**AIM**
Below are some records. Pull every line that contains the word "租赁资产的收益".
##### EXERCISE DATA
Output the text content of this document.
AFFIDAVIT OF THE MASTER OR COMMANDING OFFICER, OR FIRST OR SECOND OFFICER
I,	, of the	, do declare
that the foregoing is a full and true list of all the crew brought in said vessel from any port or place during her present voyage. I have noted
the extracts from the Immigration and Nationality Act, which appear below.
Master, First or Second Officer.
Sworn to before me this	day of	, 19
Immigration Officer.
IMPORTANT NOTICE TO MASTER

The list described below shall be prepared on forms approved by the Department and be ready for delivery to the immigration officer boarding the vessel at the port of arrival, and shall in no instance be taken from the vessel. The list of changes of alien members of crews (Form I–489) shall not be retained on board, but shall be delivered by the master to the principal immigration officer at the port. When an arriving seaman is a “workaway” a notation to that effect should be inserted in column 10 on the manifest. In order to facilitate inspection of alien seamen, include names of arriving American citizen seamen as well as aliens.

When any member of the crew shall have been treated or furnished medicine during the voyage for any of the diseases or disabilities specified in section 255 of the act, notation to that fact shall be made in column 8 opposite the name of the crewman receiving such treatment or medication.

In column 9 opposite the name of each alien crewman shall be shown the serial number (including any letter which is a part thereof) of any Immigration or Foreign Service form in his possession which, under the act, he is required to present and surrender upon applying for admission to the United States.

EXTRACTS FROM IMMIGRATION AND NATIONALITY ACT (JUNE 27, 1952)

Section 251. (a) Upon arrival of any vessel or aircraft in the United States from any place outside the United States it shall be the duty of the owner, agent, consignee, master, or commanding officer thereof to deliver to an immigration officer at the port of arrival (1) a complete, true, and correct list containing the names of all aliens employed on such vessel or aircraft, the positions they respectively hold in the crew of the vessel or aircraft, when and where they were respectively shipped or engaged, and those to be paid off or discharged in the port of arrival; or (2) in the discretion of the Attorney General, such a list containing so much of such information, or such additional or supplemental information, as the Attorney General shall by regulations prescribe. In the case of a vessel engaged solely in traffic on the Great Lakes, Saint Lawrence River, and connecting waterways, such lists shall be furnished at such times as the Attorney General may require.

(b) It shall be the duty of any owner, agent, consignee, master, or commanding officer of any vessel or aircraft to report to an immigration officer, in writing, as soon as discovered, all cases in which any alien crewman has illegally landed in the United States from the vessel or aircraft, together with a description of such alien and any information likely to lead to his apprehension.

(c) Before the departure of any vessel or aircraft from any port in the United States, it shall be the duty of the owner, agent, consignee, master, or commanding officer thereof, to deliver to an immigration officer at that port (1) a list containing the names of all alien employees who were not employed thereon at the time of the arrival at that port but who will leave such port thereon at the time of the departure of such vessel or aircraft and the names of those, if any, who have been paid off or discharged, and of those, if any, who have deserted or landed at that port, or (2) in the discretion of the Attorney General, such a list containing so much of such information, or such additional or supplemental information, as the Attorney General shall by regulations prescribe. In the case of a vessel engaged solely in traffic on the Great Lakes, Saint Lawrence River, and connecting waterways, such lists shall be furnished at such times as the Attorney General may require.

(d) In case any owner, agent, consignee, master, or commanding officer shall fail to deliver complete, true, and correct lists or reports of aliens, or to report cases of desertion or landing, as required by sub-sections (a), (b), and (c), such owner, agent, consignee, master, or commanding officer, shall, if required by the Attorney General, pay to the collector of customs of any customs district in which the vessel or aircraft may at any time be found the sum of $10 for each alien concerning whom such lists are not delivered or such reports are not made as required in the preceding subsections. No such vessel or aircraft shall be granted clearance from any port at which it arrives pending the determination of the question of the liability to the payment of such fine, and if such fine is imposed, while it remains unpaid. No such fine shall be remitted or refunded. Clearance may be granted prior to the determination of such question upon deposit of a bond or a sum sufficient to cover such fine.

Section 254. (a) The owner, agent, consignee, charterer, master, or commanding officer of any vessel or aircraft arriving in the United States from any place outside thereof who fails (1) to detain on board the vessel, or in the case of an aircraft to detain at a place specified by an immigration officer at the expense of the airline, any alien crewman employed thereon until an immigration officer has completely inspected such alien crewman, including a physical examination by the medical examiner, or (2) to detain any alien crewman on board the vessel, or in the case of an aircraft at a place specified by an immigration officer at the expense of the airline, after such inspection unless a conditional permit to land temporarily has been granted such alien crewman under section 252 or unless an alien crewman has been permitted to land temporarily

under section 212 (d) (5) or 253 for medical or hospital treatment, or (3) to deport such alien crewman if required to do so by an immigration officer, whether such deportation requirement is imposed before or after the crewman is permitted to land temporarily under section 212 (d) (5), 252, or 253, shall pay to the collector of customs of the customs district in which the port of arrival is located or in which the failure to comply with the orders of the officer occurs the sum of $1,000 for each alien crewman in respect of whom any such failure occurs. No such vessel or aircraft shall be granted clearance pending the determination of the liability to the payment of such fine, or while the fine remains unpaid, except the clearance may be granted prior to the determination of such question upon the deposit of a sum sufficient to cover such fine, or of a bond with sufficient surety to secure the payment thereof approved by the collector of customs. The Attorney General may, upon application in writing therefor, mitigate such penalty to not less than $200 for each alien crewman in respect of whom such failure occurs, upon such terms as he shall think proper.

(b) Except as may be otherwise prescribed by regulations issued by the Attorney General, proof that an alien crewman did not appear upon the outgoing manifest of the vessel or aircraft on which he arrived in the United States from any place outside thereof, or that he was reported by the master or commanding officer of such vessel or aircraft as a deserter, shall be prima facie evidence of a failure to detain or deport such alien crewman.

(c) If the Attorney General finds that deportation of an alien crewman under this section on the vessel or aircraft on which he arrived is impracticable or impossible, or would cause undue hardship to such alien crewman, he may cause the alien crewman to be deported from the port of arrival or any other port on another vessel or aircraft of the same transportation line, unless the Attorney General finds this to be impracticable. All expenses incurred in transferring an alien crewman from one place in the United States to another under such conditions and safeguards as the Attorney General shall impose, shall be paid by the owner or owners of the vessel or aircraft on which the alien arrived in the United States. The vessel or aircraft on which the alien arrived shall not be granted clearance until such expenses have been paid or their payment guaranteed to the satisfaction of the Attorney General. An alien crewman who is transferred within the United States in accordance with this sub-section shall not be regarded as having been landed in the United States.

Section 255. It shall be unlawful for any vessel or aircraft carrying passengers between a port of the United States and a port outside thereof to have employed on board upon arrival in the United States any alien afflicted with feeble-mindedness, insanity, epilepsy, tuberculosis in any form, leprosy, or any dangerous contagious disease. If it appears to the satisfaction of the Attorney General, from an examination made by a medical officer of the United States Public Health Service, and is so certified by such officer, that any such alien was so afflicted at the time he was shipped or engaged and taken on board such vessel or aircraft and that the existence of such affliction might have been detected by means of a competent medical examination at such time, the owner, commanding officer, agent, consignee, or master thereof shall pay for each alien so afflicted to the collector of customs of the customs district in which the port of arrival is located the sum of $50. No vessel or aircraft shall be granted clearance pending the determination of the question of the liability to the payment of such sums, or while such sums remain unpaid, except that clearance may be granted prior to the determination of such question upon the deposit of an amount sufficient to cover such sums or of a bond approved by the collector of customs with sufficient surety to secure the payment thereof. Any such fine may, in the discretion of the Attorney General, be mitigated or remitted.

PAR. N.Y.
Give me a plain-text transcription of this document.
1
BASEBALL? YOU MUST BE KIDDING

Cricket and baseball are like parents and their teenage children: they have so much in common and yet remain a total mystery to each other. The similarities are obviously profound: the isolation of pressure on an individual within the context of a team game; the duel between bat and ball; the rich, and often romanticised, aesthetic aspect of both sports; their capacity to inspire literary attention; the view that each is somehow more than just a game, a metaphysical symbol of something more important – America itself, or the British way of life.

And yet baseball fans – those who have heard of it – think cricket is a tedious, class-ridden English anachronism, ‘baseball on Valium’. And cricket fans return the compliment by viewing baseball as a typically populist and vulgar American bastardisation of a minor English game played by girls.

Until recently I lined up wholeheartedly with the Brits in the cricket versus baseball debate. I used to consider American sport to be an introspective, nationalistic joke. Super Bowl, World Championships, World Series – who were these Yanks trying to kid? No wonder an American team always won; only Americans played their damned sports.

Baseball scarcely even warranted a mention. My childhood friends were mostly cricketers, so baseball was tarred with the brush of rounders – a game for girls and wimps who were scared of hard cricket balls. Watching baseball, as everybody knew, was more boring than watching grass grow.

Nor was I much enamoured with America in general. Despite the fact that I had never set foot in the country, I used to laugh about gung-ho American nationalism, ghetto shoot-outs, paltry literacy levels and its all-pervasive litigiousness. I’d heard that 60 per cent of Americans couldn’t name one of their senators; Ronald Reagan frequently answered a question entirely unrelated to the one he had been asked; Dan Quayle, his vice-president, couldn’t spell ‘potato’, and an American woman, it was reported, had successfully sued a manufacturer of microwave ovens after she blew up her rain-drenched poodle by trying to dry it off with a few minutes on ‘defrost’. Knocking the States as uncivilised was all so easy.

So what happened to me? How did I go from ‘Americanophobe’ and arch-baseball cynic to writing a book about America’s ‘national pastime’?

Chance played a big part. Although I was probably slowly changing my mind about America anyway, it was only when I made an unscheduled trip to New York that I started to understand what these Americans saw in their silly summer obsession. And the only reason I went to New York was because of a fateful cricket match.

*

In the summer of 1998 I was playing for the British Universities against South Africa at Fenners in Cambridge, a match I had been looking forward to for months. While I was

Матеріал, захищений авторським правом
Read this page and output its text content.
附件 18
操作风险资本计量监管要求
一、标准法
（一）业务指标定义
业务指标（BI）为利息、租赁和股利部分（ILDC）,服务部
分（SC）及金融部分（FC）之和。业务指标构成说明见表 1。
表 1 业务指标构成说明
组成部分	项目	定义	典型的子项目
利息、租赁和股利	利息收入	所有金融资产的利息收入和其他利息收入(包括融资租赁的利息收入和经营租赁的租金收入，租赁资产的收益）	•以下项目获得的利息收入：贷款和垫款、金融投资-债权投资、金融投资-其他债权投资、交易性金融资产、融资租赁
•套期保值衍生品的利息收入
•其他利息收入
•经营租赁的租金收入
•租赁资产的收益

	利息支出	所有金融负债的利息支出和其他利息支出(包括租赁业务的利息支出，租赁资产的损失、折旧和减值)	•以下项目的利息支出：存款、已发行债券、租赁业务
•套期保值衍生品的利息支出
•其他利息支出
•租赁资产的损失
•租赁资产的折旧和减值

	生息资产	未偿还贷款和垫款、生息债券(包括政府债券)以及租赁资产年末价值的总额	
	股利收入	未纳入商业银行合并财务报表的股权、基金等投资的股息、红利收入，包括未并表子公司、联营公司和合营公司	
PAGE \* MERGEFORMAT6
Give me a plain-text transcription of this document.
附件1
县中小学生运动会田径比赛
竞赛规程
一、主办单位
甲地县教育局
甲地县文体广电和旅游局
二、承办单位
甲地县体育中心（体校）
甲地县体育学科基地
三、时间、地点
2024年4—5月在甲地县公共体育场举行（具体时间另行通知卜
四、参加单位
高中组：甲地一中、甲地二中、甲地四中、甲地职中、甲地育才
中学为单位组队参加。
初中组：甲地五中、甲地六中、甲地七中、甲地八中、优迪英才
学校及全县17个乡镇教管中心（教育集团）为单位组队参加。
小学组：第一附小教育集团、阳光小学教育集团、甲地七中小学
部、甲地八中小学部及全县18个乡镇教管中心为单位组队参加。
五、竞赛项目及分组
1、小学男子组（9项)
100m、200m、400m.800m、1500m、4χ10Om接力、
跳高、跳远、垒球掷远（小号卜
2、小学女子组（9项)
##########
**FINAL RESULT**
利息、租赁和股利	利息收入	所有金融资产的利息收入和其他利息收入(包括融资租赁的利息收入和经营租赁的租金收入，租赁资产的收益）	•以下项目获得的利息收入：贷款和垫款、金融投资-债权投资、金融投资-其他债权投资、交易性金融资产、融资租赁
•租赁资产的收益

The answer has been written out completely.